[start of Entries]
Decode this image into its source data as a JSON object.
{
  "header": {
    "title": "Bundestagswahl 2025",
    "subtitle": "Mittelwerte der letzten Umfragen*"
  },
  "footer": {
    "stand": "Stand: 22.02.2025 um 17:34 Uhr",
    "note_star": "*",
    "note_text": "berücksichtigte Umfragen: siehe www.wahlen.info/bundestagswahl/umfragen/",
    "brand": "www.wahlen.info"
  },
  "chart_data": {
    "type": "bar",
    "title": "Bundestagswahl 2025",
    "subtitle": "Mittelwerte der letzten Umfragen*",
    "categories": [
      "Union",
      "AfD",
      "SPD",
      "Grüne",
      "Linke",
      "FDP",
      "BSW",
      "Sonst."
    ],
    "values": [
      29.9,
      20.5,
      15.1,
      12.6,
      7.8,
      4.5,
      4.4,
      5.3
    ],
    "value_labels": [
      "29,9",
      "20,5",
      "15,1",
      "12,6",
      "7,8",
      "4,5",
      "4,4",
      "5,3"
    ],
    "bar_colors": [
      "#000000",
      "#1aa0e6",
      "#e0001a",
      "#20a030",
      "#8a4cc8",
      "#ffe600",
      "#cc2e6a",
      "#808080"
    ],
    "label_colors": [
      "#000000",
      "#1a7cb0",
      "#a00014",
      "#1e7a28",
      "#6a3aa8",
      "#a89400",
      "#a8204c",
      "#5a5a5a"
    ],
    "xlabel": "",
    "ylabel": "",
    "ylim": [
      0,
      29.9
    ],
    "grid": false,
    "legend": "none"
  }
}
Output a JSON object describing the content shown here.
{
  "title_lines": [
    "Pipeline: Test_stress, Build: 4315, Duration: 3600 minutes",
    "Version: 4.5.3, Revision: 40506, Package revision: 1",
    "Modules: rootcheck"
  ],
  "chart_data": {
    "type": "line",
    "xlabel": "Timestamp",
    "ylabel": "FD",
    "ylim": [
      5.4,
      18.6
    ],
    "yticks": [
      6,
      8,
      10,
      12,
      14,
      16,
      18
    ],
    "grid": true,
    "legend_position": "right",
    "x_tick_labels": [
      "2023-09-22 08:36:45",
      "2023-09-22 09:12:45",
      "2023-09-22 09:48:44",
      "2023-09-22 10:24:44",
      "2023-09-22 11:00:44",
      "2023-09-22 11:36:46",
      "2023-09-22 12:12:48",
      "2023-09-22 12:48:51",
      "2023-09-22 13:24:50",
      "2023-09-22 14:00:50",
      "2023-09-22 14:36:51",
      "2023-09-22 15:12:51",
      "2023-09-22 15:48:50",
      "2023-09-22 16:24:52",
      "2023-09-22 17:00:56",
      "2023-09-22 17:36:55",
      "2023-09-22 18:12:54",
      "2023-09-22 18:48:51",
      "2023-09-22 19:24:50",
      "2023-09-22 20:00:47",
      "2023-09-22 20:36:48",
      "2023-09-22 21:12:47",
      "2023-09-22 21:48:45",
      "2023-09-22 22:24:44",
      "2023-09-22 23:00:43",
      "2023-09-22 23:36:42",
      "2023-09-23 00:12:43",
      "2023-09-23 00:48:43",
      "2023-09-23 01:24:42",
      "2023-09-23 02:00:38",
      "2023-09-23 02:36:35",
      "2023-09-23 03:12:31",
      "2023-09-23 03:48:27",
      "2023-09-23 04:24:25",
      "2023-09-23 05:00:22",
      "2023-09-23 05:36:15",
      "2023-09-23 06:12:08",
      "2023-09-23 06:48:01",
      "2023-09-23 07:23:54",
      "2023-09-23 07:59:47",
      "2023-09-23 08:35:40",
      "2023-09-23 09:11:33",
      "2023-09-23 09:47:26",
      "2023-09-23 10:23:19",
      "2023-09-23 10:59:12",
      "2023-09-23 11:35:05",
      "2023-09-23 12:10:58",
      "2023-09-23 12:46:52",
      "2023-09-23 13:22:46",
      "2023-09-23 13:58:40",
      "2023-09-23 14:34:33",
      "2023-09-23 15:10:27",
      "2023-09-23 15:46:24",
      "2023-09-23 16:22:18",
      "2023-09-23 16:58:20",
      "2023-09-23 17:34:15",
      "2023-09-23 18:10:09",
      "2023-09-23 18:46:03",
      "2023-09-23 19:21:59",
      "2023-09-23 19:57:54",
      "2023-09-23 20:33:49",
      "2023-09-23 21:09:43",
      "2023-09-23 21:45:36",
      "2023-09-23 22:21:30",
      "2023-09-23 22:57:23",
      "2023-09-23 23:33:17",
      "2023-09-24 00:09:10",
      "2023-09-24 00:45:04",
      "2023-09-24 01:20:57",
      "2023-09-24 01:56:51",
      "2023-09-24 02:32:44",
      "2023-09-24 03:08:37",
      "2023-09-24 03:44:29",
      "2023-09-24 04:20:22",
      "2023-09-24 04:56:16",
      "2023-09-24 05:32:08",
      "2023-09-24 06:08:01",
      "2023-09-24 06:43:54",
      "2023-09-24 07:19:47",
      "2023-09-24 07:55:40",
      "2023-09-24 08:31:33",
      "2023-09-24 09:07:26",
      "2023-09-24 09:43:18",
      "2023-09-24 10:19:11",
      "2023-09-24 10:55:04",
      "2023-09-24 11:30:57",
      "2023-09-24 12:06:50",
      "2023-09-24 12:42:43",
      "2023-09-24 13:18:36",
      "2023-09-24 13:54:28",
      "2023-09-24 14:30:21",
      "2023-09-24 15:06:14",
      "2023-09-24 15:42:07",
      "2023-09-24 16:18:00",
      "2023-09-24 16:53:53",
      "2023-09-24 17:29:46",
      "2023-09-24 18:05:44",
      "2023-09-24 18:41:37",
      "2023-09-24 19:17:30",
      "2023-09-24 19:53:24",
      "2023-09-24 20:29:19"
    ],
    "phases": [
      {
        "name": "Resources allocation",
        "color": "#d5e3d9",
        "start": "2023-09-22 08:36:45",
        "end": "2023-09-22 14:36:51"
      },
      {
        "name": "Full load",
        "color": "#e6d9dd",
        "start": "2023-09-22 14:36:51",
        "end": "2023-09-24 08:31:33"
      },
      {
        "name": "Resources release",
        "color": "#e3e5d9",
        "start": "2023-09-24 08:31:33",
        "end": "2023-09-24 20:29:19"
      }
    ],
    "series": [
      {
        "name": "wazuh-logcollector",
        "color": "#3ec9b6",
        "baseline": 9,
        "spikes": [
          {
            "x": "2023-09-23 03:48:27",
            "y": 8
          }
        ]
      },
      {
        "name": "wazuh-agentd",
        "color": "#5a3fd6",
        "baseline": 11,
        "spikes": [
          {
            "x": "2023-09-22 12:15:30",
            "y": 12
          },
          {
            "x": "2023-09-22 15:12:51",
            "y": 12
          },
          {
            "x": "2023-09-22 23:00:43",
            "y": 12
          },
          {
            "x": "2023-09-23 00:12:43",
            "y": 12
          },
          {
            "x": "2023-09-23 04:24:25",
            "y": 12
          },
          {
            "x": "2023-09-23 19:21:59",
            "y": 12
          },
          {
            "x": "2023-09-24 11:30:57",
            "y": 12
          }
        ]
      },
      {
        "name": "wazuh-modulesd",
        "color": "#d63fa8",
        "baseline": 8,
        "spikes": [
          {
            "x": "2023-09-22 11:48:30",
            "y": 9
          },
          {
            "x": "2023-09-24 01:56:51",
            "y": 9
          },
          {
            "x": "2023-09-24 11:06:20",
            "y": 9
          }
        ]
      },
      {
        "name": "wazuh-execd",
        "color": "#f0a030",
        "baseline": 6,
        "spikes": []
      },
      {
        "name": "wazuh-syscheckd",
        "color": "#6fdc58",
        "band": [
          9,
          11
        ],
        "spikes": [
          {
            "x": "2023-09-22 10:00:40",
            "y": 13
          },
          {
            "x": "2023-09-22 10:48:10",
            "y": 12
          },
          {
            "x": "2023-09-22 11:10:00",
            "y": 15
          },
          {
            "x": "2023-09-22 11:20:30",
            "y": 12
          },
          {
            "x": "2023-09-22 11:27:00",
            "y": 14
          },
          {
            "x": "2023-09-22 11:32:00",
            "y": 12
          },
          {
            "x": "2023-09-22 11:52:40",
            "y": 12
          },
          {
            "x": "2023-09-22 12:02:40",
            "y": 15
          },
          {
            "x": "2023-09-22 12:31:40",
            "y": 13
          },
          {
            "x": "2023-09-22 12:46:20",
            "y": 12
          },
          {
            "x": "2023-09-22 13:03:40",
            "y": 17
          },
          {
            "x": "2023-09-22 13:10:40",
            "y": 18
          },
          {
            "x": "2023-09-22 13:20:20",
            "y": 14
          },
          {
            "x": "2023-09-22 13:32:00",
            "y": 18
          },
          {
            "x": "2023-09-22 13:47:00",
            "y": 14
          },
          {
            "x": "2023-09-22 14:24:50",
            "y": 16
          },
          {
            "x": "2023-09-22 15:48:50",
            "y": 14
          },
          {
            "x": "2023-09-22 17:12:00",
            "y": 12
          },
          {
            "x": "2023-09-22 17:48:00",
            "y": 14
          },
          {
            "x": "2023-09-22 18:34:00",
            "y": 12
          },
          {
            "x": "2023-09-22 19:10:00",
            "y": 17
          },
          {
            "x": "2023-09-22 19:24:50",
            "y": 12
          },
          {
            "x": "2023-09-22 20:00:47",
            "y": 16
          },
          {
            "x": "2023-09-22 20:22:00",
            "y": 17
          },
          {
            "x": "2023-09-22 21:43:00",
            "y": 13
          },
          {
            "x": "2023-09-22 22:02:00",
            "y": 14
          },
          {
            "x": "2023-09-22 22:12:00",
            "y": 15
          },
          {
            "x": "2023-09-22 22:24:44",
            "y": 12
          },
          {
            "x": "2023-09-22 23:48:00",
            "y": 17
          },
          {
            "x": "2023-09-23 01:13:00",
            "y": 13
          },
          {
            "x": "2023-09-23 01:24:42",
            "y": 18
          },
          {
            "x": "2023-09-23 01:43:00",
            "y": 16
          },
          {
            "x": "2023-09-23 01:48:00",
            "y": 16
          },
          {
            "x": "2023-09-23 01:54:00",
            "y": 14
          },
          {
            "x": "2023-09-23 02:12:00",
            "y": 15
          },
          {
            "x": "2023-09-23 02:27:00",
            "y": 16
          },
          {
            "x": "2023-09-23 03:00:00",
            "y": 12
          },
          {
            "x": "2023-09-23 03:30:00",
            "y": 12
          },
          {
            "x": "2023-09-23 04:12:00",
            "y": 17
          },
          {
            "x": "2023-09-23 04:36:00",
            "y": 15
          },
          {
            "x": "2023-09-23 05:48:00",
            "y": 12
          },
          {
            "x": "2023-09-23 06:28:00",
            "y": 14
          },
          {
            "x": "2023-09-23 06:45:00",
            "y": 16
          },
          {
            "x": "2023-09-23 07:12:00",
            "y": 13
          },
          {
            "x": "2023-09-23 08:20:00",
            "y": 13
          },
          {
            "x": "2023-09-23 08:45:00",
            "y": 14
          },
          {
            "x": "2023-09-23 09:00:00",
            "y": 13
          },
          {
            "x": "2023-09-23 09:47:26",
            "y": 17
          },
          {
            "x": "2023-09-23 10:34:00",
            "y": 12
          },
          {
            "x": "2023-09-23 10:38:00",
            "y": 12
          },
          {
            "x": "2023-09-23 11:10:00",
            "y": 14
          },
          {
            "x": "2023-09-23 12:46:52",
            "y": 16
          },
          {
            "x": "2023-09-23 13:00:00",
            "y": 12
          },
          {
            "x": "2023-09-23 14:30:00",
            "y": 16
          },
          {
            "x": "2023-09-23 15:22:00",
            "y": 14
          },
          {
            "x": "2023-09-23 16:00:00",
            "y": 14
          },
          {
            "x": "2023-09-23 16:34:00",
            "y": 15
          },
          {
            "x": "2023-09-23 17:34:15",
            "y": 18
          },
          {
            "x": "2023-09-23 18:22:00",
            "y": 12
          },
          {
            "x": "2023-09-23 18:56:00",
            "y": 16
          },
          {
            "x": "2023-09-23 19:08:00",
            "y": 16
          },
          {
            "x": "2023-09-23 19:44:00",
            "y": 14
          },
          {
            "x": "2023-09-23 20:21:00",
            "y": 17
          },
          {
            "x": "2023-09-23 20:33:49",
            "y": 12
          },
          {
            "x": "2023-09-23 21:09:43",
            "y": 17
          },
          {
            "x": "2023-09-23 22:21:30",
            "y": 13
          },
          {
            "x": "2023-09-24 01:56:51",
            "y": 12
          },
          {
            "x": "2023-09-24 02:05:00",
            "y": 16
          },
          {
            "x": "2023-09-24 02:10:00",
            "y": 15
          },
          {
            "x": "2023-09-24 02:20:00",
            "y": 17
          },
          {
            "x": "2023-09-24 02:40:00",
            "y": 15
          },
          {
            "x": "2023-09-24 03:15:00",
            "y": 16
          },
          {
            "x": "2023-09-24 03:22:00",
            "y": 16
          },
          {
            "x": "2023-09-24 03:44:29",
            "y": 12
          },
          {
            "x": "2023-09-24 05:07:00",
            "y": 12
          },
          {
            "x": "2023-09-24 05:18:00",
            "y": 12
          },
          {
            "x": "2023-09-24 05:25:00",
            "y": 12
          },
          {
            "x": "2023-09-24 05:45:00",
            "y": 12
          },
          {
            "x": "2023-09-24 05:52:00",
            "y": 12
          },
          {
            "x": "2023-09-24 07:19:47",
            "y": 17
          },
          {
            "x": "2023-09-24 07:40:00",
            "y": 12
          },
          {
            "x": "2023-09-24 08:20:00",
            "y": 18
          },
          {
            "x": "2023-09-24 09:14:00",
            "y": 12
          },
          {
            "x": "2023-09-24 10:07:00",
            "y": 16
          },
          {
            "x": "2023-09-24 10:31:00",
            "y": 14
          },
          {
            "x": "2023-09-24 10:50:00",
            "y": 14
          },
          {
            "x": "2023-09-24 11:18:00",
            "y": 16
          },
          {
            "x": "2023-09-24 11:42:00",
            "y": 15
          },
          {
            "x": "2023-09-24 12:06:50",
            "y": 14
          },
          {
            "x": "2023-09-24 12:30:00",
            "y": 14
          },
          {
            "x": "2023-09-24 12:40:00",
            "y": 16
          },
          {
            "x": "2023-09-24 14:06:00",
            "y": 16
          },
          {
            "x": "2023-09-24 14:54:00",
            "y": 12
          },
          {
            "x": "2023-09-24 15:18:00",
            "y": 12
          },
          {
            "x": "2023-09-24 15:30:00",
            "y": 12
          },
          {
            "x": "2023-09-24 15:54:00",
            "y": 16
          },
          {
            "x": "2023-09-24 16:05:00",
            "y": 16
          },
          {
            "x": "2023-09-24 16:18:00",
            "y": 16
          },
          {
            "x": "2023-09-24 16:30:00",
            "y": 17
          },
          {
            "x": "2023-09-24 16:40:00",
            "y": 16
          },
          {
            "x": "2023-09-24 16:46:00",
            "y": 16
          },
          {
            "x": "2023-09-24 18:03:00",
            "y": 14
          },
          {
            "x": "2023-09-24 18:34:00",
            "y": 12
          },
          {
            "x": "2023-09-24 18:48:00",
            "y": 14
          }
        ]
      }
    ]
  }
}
[end of Entries]
→ **Exercise details**:
Collect the lines that hold "info".

→ **Solution to this problem**:
    "note_text": "berücksichtigte Umfragen: siehe www.wahlen.info/bundestagswahl/umfragen/",
    "brand": "www.wahlen.info"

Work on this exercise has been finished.